Aim. Read the records below and copy each line that contains "type".

-- begin Information shown --

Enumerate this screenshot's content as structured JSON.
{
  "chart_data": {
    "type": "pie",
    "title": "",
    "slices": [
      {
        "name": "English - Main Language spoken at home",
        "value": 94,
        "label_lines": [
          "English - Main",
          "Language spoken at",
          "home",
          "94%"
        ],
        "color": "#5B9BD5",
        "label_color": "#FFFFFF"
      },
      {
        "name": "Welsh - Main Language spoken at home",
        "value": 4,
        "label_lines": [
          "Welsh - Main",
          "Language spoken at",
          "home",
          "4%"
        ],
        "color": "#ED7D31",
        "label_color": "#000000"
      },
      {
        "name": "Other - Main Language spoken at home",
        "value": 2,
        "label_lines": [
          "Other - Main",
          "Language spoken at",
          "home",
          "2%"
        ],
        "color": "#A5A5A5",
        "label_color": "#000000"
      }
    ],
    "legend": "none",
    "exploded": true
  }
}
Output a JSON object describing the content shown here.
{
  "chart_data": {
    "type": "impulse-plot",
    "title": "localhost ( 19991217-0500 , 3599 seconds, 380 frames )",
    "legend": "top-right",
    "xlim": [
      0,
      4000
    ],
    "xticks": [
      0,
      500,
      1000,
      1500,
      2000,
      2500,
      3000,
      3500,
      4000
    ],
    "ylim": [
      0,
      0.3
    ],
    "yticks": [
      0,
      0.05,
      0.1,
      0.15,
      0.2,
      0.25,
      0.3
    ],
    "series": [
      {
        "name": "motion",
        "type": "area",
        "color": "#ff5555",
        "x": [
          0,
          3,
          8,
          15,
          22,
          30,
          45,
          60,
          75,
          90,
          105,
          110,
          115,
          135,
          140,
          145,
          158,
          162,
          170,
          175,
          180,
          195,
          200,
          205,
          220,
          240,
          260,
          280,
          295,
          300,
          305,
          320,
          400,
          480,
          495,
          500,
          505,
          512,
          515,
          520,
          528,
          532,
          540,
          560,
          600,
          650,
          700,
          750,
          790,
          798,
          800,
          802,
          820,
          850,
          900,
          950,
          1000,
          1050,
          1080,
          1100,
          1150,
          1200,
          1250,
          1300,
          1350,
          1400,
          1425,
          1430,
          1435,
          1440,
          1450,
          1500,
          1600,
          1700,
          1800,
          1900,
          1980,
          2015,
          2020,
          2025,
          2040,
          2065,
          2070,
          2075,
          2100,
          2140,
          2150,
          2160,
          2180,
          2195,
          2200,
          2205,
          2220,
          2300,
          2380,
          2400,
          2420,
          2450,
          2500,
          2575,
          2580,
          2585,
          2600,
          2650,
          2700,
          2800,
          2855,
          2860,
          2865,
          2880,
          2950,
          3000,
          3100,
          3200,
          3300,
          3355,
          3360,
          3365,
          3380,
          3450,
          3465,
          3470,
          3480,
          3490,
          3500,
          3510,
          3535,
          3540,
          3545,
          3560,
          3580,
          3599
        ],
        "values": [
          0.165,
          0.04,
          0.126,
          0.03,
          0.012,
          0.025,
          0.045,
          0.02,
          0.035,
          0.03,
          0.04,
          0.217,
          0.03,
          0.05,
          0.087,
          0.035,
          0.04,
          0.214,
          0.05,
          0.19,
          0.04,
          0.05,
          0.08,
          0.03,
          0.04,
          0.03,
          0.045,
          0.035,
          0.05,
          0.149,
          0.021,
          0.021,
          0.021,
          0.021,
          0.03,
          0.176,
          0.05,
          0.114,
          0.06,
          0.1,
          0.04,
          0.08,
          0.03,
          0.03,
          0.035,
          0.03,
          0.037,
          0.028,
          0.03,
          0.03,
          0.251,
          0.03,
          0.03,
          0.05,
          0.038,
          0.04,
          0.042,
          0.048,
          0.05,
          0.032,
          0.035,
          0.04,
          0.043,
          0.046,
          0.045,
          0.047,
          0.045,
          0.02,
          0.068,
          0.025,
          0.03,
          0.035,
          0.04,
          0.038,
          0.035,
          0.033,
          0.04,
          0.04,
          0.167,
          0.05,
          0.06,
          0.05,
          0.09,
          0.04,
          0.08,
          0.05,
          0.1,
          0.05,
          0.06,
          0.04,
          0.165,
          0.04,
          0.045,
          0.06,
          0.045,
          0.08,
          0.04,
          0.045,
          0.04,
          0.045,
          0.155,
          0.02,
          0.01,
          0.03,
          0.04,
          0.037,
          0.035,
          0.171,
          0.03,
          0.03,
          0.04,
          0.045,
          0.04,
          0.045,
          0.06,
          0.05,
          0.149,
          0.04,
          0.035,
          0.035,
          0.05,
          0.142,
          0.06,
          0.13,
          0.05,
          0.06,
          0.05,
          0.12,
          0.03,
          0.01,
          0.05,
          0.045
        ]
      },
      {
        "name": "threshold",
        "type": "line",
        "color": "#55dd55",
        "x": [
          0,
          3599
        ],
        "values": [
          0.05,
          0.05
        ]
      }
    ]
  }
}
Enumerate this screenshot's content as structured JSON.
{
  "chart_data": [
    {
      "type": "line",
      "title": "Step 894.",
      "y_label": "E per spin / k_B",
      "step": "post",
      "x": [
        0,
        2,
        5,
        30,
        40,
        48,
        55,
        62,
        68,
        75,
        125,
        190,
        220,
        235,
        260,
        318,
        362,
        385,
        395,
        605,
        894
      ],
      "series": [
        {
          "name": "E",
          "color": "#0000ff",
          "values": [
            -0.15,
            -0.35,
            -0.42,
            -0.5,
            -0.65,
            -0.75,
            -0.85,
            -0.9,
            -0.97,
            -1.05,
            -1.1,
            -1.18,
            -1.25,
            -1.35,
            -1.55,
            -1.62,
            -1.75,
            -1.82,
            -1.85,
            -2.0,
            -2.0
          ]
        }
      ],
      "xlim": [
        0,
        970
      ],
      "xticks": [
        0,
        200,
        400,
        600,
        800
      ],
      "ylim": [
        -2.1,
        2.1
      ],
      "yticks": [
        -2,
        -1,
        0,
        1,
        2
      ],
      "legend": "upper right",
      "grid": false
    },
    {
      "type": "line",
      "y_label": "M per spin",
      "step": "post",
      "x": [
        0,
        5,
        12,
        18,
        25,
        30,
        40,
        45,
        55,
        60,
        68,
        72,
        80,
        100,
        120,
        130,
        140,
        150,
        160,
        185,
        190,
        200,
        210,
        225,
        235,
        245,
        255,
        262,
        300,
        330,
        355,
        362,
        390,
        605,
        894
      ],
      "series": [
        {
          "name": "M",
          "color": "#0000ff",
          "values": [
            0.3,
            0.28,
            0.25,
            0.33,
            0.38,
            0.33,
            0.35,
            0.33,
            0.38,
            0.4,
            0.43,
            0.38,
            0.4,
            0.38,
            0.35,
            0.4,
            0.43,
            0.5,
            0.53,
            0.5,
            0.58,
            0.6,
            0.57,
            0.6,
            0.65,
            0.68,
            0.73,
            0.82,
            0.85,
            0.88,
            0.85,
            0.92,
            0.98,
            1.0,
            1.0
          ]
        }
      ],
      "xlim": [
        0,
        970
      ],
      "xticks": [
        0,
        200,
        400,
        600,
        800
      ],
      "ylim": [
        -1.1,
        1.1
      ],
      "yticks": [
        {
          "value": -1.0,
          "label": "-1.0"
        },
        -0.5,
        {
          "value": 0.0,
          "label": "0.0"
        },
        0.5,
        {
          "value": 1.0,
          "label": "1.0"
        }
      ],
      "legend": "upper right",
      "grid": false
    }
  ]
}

-- end Information shown --

Output below.
    "type": "pie",
    "type": "impulse-plot",
        "type": "area",
        "type": "line",
      "type": "line",
      "type": "line",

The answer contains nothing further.